> [Challenge] Retype the records below exactly as they appear.

> [Recorded data]
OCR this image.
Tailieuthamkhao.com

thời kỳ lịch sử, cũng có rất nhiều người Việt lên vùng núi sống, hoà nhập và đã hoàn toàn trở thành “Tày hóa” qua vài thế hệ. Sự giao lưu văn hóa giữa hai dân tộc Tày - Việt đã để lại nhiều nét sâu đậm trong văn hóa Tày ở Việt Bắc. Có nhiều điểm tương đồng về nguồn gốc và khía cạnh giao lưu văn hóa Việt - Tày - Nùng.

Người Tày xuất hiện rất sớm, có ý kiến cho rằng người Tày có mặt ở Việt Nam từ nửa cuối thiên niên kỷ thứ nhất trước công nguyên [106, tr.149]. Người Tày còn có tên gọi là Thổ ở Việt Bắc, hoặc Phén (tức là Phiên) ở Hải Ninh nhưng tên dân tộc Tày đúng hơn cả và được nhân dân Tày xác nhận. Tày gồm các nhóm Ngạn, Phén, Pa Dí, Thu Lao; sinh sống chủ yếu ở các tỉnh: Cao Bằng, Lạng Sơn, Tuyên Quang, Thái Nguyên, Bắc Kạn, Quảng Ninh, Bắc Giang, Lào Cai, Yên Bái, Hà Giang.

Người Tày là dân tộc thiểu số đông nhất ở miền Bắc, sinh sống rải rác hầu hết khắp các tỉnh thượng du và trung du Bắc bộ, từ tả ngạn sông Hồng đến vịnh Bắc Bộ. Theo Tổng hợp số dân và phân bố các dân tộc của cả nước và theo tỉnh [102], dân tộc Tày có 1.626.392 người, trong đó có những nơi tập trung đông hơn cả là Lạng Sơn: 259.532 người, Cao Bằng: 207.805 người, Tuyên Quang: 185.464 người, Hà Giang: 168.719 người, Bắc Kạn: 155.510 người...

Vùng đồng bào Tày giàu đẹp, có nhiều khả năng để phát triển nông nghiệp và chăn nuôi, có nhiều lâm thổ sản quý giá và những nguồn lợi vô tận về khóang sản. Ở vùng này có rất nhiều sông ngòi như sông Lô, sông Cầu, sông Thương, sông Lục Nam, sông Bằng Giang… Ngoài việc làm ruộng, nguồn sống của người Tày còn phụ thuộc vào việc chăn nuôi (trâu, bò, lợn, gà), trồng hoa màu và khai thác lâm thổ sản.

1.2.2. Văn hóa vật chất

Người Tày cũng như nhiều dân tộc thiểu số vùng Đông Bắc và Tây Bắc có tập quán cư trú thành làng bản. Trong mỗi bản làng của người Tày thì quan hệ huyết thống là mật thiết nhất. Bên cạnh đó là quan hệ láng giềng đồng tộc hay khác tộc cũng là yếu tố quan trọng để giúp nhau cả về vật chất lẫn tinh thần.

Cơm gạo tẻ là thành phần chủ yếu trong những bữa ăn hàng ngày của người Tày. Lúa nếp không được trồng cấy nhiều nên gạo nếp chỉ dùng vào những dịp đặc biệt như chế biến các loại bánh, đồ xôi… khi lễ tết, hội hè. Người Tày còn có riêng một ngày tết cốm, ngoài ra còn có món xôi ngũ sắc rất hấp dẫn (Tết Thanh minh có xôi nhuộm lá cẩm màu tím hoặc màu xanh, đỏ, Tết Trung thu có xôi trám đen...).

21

> [Response]
OCR this image.
Tailieuthamkhao.com

thời kỳ lịch sử, cũng có rất nhiều người Việt lên vùng núi sống, hoà nhập và đã hoàn toàn trở thành “Tày hóa” qua vài thế hệ. Sự giao lưu văn hóa giữa hai dân tộc Tày - Việt đã để lại nhiều nét sâu đậm trong văn hóa Tày ở Việt Bắc. Có nhiều điểm tương đồng về nguồn gốc và khía cạnh giao lưu văn hóa Việt - Tày - Nùng.

Người Tày xuất hiện rất sớm, có ý kiến cho rằng người Tày có mặt ở Việt Nam từ nửa cuối thiên niên kỷ thứ nhất trước công nguyên [106, tr.149]. Người Tày còn có tên gọi là Thổ ở Việt Bắc, hoặc Phén (tức là Phiên) ở Hải Ninh nhưng tên dân tộc Tày đúng hơn cả và được nhân dân Tày xác nhận. Tày gồm các nhóm Ngạn, Phén, Pa Dí, Thu Lao; sinh sống chủ yếu ở các tỉnh: Cao Bằng, Lạng Sơn, Tuyên Quang, Thái Nguyên, Bắc Kạn, Quảng Ninh, Bắc Giang, Lào Cai, Yên Bái, Hà Giang.

Người Tày là dân tộc thiểu số đông nhất ở miền Bắc, sinh sống rải rác hầu hết khắp các tỉnh thượng du và trung du Bắc bộ, từ tả ngạn sông Hồng đến vịnh Bắc Bộ. Theo Tổng hợp số dân và phân bố các dân tộc của cả nước và theo tỉnh [102], dân tộc Tày có 1.626.392 người, trong đó có những nơi tập trung đông hơn cả là Lạng Sơn: 259.532 người, Cao Bằng: 207.805 người, Tuyên Quang: 185.464 người, Hà Giang: 168.719 người, Bắc Kạn: 155.510 người...

Vùng đồng bào Tày giàu đẹp, có nhiều khả năng để phát triển nông nghiệp và chăn nuôi, có nhiều lâm thổ sản quý giá và những nguồn lợi vô tận về khóang sản. Ở vùng này có rất nhiều sông ngòi như sông Lô, sông Cầu, sông Thương, sông Lục Nam, sông Bằng Giang… Ngoài việc làm ruộng, nguồn sống của người Tày còn phụ thuộc vào việc chăn nuôi (trâu, bò, lợn, gà), trồng hoa màu và khai thác lâm thổ sản.

1.2.2. Văn hóa vật chất

Người Tày cũng như nhiều dân tộc thiểu số vùng Đông Bắc và Tây Bắc có tập quán cư trú thành làng bản. Trong mỗi bản làng của người Tày thì quan hệ huyết thống là mật thiết nhất. Bên cạnh đó là quan hệ láng giềng đồng tộc hay khác tộc cũng là yếu tố quan trọng để giúp nhau cả về vật chất lẫn tinh thần.

Cơm gạo tẻ là thành phần chủ yếu trong những bữa ăn hàng ngày của người Tày. Lúa nếp không được trồng cấy nhiều nên gạo nếp chỉ dùng vào những dịp đặc biệt như chế biến các loại bánh, đồ xôi… khi lễ tết, hội hè. Người Tày còn có riêng một ngày tết cốm, ngoài ra còn có món xôi ngũ sắc rất hấp dẫn (Tết Thanh minh có xôi nhuộm lá cẩm màu tím hoặc màu xanh, đỏ, Tết Trung thu có xôi trám đen...).

21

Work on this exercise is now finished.